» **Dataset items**
◆ ◆ ◆ ◆ ◆ ◆ ◆
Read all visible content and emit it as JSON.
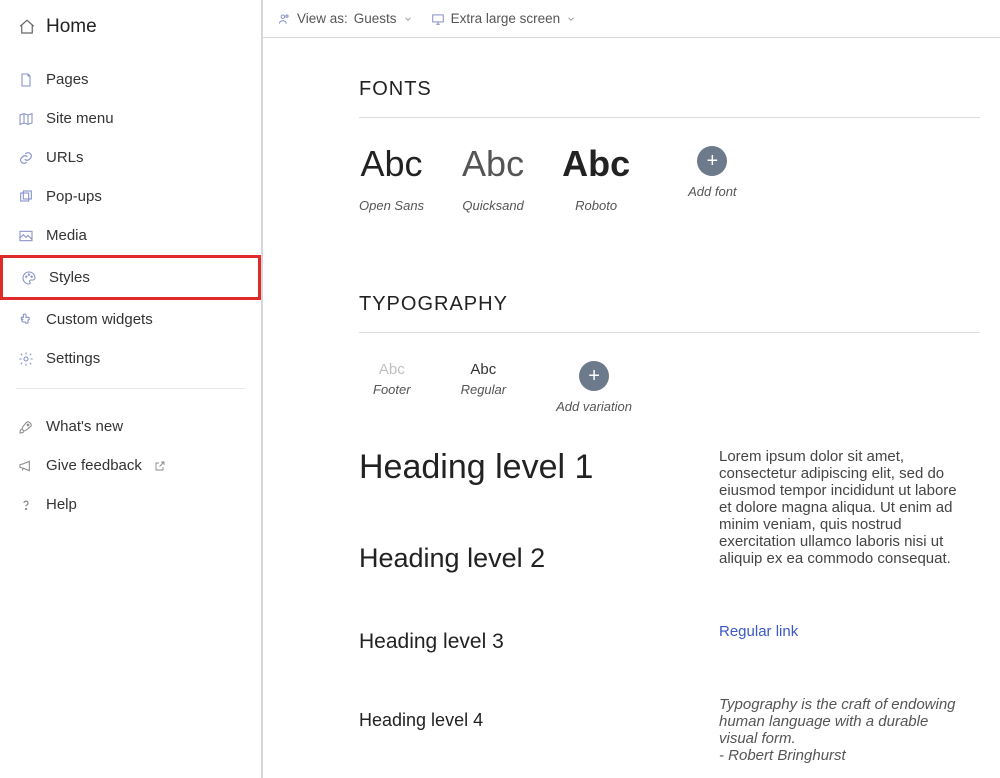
{
  "sidebar": {
    "title": "Home",
    "items": [
      {
        "label": "Pages"
      },
      {
        "label": "Site menu"
      },
      {
        "label": "URLs"
      },
      {
        "label": "Pop-ups"
      },
      {
        "label": "Media"
      },
      {
        "label": "Styles"
      },
      {
        "label": "Custom widgets"
      },
      {
        "label": "Settings"
      }
    ],
    "footer": [
      {
        "label": "What's new"
      },
      {
        "label": "Give feedback"
      },
      {
        "label": "Help"
      }
    ]
  },
  "topbar": {
    "view_as_prefix": "View as:",
    "view_as_value": "Guests",
    "screen_value": "Extra large screen"
  },
  "fonts": {
    "heading": "FONTS",
    "sample": "Abc",
    "list": [
      {
        "name": "Open Sans"
      },
      {
        "name": "Quicksand"
      },
      {
        "name": "Roboto"
      }
    ],
    "add_label": "Add font"
  },
  "typography": {
    "heading": "TYPOGRAPHY",
    "sample": "Abc",
    "variations": [
      {
        "name": "Footer",
        "dim": true
      },
      {
        "name": "Regular",
        "dim": false
      }
    ],
    "add_label": "Add variation",
    "headings": [
      "Heading level 1",
      "Heading level 2",
      "Heading level 3",
      "Heading level 4"
    ],
    "lorem": "Lorem ipsum dolor sit amet, consectetur adipiscing elit, sed do eiusmod tempor incididunt ut labore et dolore magna aliqua. Ut enim ad minim veniam, quis nostrud exercitation ullamco laboris nisi ut aliquip ex ea commodo consequat.",
    "link_text": "Regular link",
    "quote": "Typography is the craft of endowing human language with a durable visual form.\n- Robert Bringhurst"
  }
}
◆ ◆ ◆ ◆ ◆ ◆ ◆
» **WHAT YOU HAVE TO DO**
Pictures in the records above are left out; print everything else exactly as written.

» **RESULT OF THIS TASK**
Read all visible content and emit it as JSON.
{
  "sidebar": {
    "title": "Home",
    "items": [
      {
        "label": "Pages"
      },
      {
        "label": "Site menu"
      },
      {
        "label": "URLs"
      },
      {
        "label": "Pop-ups"
      },
      {
        "label": "Media"
      },
      {
        "label": "Styles"
      },
      {
        "label": "Custom widgets"
      },
      {
        "label": "Settings"
      }
    ],
    "footer": [
      {
        "label": "What's new"
      },
      {
        "label": "Give feedback"
      },
      {
        "label": "Help"
      }
    ]
  },
  "topbar": {
    "view_as_prefix": "View as:",
    "view_as_value": "Guests",
    "screen_value": "Extra large screen"
  },
  "fonts": {
    "heading": "FONTS",
    "sample": "Abc",
    "list": [
      {
        "name": "Open Sans"
      },
      {
        "name": "Quicksand"
      },
      {
        "name": "Roboto"
      }
    ],
    "add_label": "Add font"
  },
  "typography": {
    "heading": "TYPOGRAPHY",
    "sample": "Abc",
    "variations": [
      {
        "name": "Footer",
        "dim": true
      },
      {
        "name": "Regular",
        "dim": false
      }
    ],
    "add_label": "Add variation",
    "headings": [
      "Heading level 1",
      "Heading level 2",
      "Heading level 3",
      "Heading level 4"
    ],
    "lorem": "Lorem ipsum dolor sit amet, consectetur adipiscing elit, sed do eiusmod tempor incididunt ut labore et dolore magna aliqua. Ut enim ad minim veniam, quis nostrud exercitation ullamco laboris nisi ut aliquip ex ea commodo consequat.",
    "link_text": "Regular link",
    "quote": "Typography is the craft of endowing human language with a durable visual form.\n- Robert Bringhurst"
  }
}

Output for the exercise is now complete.